#### WHAT IS ASKED:
Retype each of the rows below character for character, without changing anything.

-- START OF DATASET RECORDS --

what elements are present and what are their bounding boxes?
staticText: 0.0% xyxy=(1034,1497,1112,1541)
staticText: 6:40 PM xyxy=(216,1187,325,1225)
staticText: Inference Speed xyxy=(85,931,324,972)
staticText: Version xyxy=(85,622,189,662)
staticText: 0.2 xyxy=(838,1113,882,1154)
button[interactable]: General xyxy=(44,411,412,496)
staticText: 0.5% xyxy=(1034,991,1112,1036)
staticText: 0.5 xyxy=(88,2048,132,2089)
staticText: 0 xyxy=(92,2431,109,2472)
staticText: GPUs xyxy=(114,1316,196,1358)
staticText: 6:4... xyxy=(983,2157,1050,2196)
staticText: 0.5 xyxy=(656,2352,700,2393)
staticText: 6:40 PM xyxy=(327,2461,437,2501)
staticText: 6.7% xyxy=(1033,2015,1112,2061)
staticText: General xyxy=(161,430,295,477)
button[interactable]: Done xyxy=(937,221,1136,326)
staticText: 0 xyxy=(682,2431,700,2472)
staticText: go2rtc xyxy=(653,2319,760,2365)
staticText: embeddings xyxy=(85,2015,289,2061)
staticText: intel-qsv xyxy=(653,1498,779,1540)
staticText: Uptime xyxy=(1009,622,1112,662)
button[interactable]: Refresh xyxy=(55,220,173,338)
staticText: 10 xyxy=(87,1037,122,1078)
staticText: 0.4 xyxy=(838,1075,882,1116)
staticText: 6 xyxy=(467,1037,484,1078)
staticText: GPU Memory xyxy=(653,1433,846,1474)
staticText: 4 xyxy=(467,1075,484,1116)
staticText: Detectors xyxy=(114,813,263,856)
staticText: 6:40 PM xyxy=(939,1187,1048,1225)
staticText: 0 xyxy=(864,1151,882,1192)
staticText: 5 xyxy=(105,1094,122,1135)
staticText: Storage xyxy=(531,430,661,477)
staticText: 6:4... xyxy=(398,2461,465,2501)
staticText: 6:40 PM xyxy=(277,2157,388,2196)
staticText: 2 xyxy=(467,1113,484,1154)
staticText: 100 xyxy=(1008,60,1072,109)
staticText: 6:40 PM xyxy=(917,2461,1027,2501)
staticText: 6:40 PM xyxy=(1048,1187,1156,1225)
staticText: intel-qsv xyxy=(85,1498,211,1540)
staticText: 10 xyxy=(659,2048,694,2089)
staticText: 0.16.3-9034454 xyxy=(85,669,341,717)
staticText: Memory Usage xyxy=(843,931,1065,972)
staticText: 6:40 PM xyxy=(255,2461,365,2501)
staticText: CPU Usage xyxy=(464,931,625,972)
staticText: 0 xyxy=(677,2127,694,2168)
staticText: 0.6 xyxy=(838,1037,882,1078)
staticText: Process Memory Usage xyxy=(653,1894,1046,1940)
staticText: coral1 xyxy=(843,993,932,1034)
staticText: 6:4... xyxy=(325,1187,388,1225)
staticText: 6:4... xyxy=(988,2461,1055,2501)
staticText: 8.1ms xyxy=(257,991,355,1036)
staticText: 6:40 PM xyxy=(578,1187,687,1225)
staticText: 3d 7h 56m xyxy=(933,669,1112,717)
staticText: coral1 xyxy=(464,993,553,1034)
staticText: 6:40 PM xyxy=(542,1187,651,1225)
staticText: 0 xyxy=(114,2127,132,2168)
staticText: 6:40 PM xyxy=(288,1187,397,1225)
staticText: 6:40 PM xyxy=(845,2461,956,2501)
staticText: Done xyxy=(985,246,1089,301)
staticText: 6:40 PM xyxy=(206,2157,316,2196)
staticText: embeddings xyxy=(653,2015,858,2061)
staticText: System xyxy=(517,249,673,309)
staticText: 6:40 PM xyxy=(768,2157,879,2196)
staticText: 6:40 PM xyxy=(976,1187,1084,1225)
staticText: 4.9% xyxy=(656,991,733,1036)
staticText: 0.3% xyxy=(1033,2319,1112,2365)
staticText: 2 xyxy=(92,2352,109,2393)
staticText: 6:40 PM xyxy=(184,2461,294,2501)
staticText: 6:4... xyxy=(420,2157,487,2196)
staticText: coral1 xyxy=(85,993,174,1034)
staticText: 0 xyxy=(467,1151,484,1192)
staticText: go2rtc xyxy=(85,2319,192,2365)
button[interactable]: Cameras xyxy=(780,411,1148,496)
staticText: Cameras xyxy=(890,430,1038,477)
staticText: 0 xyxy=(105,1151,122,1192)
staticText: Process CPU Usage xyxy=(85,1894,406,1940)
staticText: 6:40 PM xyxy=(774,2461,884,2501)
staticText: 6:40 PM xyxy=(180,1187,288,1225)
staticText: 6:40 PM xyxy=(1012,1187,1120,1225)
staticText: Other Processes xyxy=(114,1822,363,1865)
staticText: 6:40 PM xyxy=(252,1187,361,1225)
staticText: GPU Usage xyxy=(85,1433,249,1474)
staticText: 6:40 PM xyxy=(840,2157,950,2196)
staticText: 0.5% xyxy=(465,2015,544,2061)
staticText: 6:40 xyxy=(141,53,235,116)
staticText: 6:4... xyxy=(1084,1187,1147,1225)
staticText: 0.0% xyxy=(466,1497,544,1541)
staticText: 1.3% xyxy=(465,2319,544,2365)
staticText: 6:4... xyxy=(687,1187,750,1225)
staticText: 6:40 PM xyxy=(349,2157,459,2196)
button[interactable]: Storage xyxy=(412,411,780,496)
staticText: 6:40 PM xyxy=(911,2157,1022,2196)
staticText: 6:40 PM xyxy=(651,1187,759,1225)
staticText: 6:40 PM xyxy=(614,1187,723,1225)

-- END OF DATASET RECORDS --

#### ANSWER TO THE PROBLEM:
what elements are present and what are their bounding boxes?
staticText: 0.0% xyxy=(1034,1497,1112,1541)
staticText: 6:40 PM xyxy=(216,1187,325,1225)
staticText: Inference Speed xyxy=(85,931,324,972)
staticText: Version xyxy=(85,622,189,662)
staticText: 0.2 xyxy=(838,1113,882,1154)
button[interactable]: General xyxy=(44,411,412,496)
staticText: 0.5% xyxy=(1034,991,1112,1036)
staticText: 0.5 xyxy=(88,2048,132,2089)
staticText: 0 xyxy=(92,2431,109,2472)
staticText: GPUs xyxy=(114,1316,196,1358)
staticText: 6:4... xyxy=(983,2157,1050,2196)
staticText: 0.5 xyxy=(656,2352,700,2393)
staticText: 6:40 PM xyxy=(327,2461,437,2501)
staticText: 6.7% xyxy=(1033,2015,1112,2061)
staticText: General xyxy=(161,430,295,477)
button[interactable]: Done xyxy=(937,221,1136,326)
staticText: 0 xyxy=(682,2431,700,2472)
staticText: go2rtc xyxy=(653,2319,760,2365)
staticText: embeddings xyxy=(85,2015,289,2061)
staticText: intel-qsv xyxy=(653,1498,779,1540)
staticText: Uptime xyxy=(1009,622,1112,662)
button[interactable]: Refresh xyxy=(55,220,173,338)
staticText: 10 xyxy=(87,1037,122,1078)
staticText: 0.4 xyxy=(838,1075,882,1116)
staticText: 6 xyxy=(467,1037,484,1078)
staticText: GPU Memory xyxy=(653,1433,846,1474)
staticText: 4 xyxy=(467,1075,484,1116)
staticText: Detectors xyxy=(114,813,263,856)
staticText: 6:40 PM xyxy=(939,1187,1048,1225)
staticText: 0 xyxy=(864,1151,882,1192)
staticText: 5 xyxy=(105,1094,122,1135)
staticText: Storage xyxy=(531,430,661,477)
staticText: 6:4... xyxy=(398,2461,465,2501)
staticText: 6:40 PM xyxy=(277,2157,388,2196)
staticText: 2 xyxy=(467,1113,484,1154)
staticText: 100 xyxy=(1008,60,1072,109)
staticText: 6:40 PM xyxy=(917,2461,1027,2501)
staticText: 6:40 PM xyxy=(1048,1187,1156,1225)
staticText: intel-qsv xyxy=(85,1498,211,1540)
staticText: 10 xyxy=(659,2048,694,2089)
staticText: 0.16.3-9034454 xyxy=(85,669,341,717)
staticText: Memory Usage xyxy=(843,931,1065,972)
staticText: 6:40 PM xyxy=(255,2461,365,2501)
staticText: CPU Usage xyxy=(464,931,625,972)
staticText: 0 xyxy=(677,2127,694,2168)
staticText: 0.6 xyxy=(838,1037,882,1078)
staticText: Process Memory Usage xyxy=(653,1894,1046,1940)
staticText: coral1 xyxy=(843,993,932,1034)
staticText: 6:4... xyxy=(325,1187,388,1225)
staticText: 6:4... xyxy=(988,2461,1055,2501)
staticText: 8.1ms xyxy=(257,991,355,1036)
staticText: 6:40 PM xyxy=(578,1187,687,1225)
staticText: 3d 7h 56m xyxy=(933,669,1112,717)
staticText: coral1 xyxy=(464,993,553,1034)
staticText: 6:40 PM xyxy=(542,1187,651,1225)
staticText: 0 xyxy=(114,2127,132,2168)
staticText: 6:40 PM xyxy=(288,1187,397,1225)
staticText: 6:40 PM xyxy=(845,2461,956,2501)
staticText: Done xyxy=(985,246,1089,301)
staticText: 6:40 PM xyxy=(206,2157,316,2196)
staticText: embeddings xyxy=(653,2015,858,2061)
staticText: System xyxy=(517,249,673,309)
staticText: 6:40 PM xyxy=(768,2157,879,2196)
staticText: 6:40 PM xyxy=(976,1187,1084,1225)
staticText: 4.9% xyxy=(656,991,733,1036)
staticText: 0.3% xyxy=(1033,2319,1112,2365)
staticText: 2 xyxy=(92,2352,109,2393)
staticText: 6:40 PM xyxy=(184,2461,294,2501)
staticText: 6:4... xyxy=(420,2157,487,2196)
staticText: coral1 xyxy=(85,993,174,1034)
staticText: 0 xyxy=(467,1151,484,1192)
staticText: go2rtc xyxy=(85,2319,192,2365)
button[interactable]: Cameras xyxy=(780,411,1148,496)
staticText: Cameras xyxy=(890,430,1038,477)
staticText: 0 xyxy=(105,1151,122,1192)
staticText: Process CPU Usage xyxy=(85,1894,406,1940)
staticText: 6:40 PM xyxy=(774,2461,884,2501)
staticText: 6:40 PM xyxy=(180,1187,288,1225)
staticText: 6:40 PM xyxy=(1012,1187,1120,1225)
staticText: Other Processes xyxy=(114,1822,363,1865)
staticText: 6:40 PM xyxy=(252,1187,361,1225)
staticText: GPU Usage xyxy=(85,1433,249,1474)
staticText: 6:40 PM xyxy=(840,2157,950,2196)
staticText: 0.5% xyxy=(465,2015,544,2061)
staticText: 6:40 xyxy=(141,53,235,116)
staticText: 6:4... xyxy=(1084,1187,1147,1225)
staticText: 0.0% xyxy=(466,1497,544,1541)
staticText: 1.3% xyxy=(465,2319,544,2365)
staticText: 6:4... xyxy=(687,1187,750,1225)
staticText: 6:40 PM xyxy=(349,2157,459,2196)
button[interactable]: Storage xyxy=(412,411,780,496)
staticText: 6:40 PM xyxy=(911,2157,1022,2196)
staticText: 6:40 PM xyxy=(651,1187,759,1225)
staticText: 6:40 PM xyxy=(614,1187,723,1225)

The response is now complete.